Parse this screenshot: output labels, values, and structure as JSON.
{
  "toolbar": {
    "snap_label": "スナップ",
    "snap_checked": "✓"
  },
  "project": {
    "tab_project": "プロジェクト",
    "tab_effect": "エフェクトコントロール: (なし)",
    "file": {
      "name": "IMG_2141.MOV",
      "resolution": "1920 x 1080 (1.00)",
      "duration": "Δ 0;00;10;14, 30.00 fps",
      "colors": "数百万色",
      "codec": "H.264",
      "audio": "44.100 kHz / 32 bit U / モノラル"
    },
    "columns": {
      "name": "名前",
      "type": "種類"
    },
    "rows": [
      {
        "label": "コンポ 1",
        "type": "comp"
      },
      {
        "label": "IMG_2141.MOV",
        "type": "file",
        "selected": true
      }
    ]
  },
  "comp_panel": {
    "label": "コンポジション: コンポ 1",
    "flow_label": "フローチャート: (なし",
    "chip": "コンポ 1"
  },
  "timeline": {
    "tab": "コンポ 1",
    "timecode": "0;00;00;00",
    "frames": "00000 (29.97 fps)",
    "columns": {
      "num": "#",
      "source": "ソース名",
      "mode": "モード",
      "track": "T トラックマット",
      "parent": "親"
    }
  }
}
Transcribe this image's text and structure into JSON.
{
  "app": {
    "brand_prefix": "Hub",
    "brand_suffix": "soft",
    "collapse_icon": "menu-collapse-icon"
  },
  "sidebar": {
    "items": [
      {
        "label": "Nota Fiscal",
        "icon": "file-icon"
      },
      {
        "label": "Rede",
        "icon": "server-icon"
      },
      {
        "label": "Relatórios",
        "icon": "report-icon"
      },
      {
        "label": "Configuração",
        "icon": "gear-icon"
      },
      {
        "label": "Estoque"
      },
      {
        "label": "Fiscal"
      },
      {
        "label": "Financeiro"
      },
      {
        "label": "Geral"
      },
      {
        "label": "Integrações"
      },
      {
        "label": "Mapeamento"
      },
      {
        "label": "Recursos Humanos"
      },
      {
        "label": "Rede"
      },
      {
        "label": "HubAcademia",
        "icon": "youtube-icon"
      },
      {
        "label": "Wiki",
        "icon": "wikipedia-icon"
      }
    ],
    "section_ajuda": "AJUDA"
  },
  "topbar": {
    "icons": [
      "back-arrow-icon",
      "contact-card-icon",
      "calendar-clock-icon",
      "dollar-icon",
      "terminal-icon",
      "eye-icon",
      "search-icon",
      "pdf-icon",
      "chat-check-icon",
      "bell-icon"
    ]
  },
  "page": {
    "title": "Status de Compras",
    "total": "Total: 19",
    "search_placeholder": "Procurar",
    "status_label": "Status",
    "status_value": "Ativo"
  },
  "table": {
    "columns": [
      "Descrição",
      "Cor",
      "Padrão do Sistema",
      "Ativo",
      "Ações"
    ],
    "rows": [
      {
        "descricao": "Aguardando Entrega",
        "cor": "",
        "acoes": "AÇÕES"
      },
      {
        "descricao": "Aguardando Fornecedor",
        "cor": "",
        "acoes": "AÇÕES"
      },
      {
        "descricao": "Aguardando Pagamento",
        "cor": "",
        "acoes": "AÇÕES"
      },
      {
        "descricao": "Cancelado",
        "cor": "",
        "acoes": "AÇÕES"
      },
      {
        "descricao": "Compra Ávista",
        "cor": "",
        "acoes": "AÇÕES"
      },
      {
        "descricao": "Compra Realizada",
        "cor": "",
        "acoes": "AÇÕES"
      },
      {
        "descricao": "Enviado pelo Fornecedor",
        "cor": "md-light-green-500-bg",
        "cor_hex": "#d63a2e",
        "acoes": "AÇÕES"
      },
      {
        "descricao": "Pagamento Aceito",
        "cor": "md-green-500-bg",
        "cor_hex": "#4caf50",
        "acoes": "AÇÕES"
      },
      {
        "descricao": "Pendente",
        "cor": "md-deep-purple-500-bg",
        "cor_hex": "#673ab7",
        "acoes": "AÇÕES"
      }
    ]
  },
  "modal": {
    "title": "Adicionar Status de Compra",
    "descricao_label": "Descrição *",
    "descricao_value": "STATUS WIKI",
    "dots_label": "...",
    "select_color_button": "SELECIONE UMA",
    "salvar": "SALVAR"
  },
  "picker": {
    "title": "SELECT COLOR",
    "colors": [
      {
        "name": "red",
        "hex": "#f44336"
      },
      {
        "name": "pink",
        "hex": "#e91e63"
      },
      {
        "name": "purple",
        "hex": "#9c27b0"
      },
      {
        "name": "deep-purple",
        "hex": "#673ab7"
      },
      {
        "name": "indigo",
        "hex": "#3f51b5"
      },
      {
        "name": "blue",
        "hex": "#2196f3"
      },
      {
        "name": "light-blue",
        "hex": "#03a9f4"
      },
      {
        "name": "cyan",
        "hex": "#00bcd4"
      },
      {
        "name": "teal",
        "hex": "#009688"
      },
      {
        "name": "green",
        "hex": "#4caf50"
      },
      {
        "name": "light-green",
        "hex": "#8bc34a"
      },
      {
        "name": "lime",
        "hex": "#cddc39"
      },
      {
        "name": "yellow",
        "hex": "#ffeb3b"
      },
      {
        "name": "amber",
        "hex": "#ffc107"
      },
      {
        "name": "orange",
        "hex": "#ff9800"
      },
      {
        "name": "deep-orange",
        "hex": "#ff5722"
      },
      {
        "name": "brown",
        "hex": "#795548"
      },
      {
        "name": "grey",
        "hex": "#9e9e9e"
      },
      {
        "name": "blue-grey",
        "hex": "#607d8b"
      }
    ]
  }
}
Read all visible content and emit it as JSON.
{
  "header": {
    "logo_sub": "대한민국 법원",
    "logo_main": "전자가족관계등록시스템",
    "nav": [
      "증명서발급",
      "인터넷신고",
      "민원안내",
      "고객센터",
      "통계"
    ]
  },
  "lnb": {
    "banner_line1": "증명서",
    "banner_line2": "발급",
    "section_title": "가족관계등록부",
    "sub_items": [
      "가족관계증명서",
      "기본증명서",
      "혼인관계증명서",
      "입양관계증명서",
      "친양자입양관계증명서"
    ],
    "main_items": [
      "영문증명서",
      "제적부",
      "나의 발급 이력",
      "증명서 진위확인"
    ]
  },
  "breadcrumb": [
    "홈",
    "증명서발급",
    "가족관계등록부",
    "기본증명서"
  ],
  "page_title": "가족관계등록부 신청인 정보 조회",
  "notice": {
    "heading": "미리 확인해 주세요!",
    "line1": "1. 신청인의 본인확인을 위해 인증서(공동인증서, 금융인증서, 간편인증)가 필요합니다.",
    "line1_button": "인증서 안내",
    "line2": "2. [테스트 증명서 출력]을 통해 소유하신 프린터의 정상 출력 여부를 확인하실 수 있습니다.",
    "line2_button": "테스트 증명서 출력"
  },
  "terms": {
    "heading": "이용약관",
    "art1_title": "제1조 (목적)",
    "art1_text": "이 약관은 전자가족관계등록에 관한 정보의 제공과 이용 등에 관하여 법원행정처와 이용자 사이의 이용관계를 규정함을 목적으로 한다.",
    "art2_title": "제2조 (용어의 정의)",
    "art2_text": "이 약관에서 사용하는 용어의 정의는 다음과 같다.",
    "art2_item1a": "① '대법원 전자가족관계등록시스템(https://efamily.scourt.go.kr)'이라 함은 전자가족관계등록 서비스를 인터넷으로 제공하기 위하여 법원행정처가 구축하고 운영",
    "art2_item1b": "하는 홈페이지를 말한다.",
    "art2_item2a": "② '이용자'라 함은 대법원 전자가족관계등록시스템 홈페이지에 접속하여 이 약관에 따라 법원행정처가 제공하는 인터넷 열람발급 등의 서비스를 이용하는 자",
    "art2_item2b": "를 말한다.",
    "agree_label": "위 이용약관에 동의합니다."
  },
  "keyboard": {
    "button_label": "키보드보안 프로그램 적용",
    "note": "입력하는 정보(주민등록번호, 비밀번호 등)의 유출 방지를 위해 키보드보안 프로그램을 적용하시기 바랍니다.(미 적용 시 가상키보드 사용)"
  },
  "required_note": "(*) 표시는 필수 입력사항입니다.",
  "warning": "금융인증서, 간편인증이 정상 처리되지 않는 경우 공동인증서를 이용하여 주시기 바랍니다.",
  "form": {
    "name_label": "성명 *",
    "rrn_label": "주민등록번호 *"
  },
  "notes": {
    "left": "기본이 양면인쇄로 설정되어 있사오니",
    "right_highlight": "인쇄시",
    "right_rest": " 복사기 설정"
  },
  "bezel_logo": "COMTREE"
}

* _Task to carry out_
Scan the listing above and copy all lines containing the word "법원행정처가".

* _Result of this task_
    "art2_item1a": "① '대법원 전자가족관계등록시스템(https://efamily.scourt.go.kr)'이라 함은 전자가족관계등록 서비스를 인터넷으로 제공하기 위하여 법원행정처가 구축하고 운영",
    "art2_item2a": "② '이용자'라 함은 대법원 전자가족관계등록시스템 홈페이지에 접속하여 이 약관에 따라 법원행정처가 제공하는 인터넷 열람발급 등의 서비스를 이용하는 자",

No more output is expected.